• CHALLENGE
Filter for the word "تلمسان" and keep each matching line.
-------- RECORD LIST --------
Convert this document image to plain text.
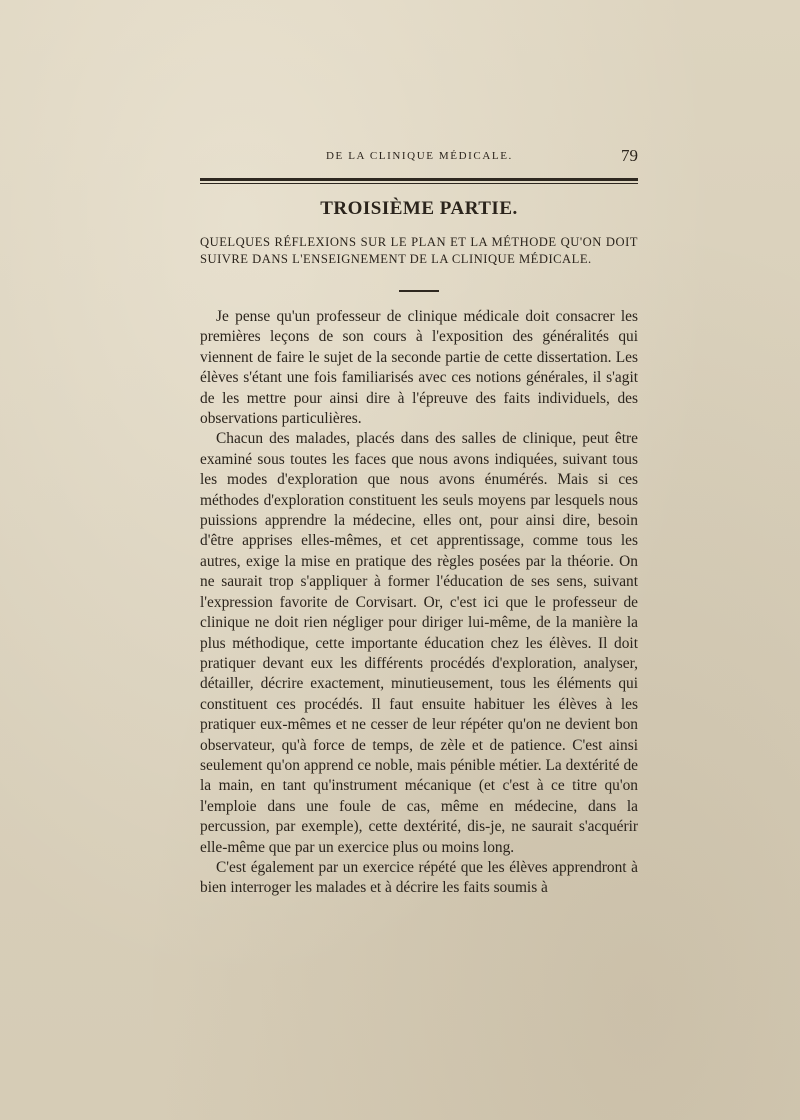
DE LA CLINIQUE MÉDICALE.	79
TROISIÈME PARTIE.
QUELQUES RÉFLEXIONS SUR LE PLAN ET LA MÉTHODE QU'ON DOIT SUIVRE DANS L'ENSEIGNEMENT DE LA CLINIQUE MÉDICALE.

Je pense qu'un professeur de clinique médicale doit consacrer les premières leçons de son cours à l'exposition des généralités qui viennent de faire le sujet de la seconde partie de cette dissertation. Les élèves s'étant une fois familiarisés avec ces notions générales, il s'agit de les mettre pour ainsi dire à l'épreuve des faits individuels, des observations particulières.

Chacun des malades, placés dans des salles de clinique, peut être examiné sous toutes les faces que nous avons indiquées, suivant tous les modes d'exploration que nous avons énumérés. Mais si ces méthodes d'exploration constituent les seuls moyens par lesquels nous puissions apprendre la médecine, elles ont, pour ainsi dire, besoin d'être apprises elles-mêmes, et cet apprentissage, comme tous les autres, exige la mise en pratique des règles posées par la théorie. On ne saurait trop s'appliquer à former l'éducation de ses sens, suivant l'expression favorite de Corvisart. Or, c'est ici que le professeur de clinique ne doit rien négliger pour diriger lui-même, de la manière la plus méthodique, cette importante éducation chez les élèves. Il doit pratiquer devant eux les différents procédés d'exploration, analyser, détailler, décrire exactement, minutieusement, tous les éléments qui constituent ces procédés. Il faut ensuite habituer les élèves à les pratiquer eux-mêmes et ne cesser de leur répéter qu'on ne devient bon observateur, qu'à force de temps, de zèle et de patience. C'est ainsi seulement qu'on apprend ce noble, mais pénible métier. La dextérité de la main, en tant qu'instrument mécanique (et c'est à ce titre qu'on l'emploie dans une foule de cas, même en médecine, dans la percussion, par exemple), cette dextérité, dis-je, ne saurait s'acquérir elle-même que par un exercice plus ou moins long.

C'est également par un exercice répété que les élèves apprendront à bien interroger les malades et à décrire les faits soumis à
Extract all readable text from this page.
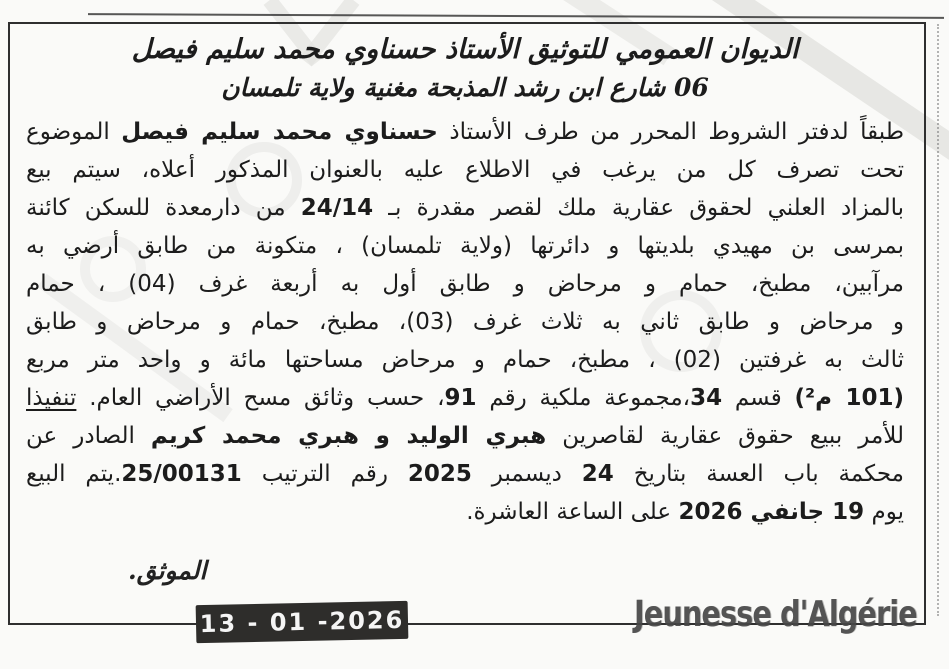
الديوان العمومي للتوثيق الأستاذ حسناوي محمد سليم فيصل
06 شارع ابن رشد المذبحة مغنية ولاية تلمسان
طبقاً لدفتر الشروط المحرر من طرف الأستاذ حسناوي محمد سليم فيصل الموضوع
تحت تصرف كل من يرغب في الاطلاع عليه بالعنوان المذكور أعلاه، سيتم بيع
بالمزاد العلني لحقوق عقارية ملك لقصر مقدرة بـ 24/14 من دارمعدة للسكن كائنة
بمرسى بن مهيدي بلديتها و دائرتها (ولاية تلمسان) ، متكونة من طابق أرضي به
مرآبين، مطبخ، حمام و مرحاض و طابق أول به أربعة غرف (04) ، حمام
و مرحاض و طابق ثاني به ثلاث غرف (03)، مطبخ، حمام و مرحاض و طابق
ثالث به غرفتين (02) ، مطبخ، حمام و مرحاض مساحتها مائة و واحد متر مربع
(101 م²) قسم 34،مجموعة ملكية رقم 91، حسب وثائق مسح الأراضي العام. تنفيذا
للأمر ببيع حقوق عقارية لقاصرين هبري الوليد و هبري محمد كريم الصادر عن
محكمة باب العسة بتاريخ 24 ديسمبر 2025 رقم الترتيب 25/00131.يتم البيع
يوم 19 جانفي 2026 على الساعة العاشرة.
الموثق.
13 - 01 -2026	Jeunesse d'Algérie
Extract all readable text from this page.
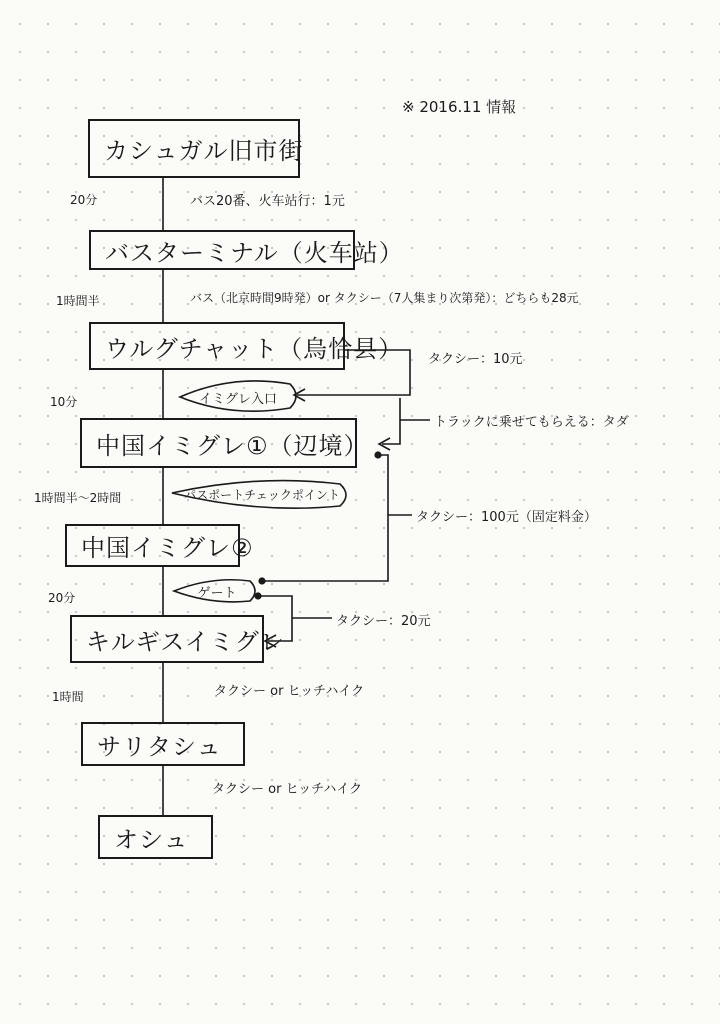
※ 2016.11 情報
カシュガル旧市街
バスターミナル（火车站）
ウルグチャット（烏恰县）
中国イミグレ①（辺境）
中国イミグレ②
キルギスイミグレ
サリタシュ
オシュ
イミグレ入口
パスポートチェックポイント
ゲート
20分
1時間半
10分
1時間半～2時間
20分
1時間
バス20番、火车站行：1元
バス（北京時間9時発）or タクシー（7人集まり次第発）：どちらも28元
タクシー or ヒッチハイク
タクシー or ヒッチハイク
タクシー：10元
トラックに乗せてもらえる：タダ
タクシー：100元（固定料金）
タクシー：20元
--------
• THE SOLUTION
06 شارع ابن رشد المذبحة مغنية ولاية تلمسان
بمرسى بن مهيدي بلديتها و دائرتها (ولاية تلمسان) ، متكونة من طابق أرضي به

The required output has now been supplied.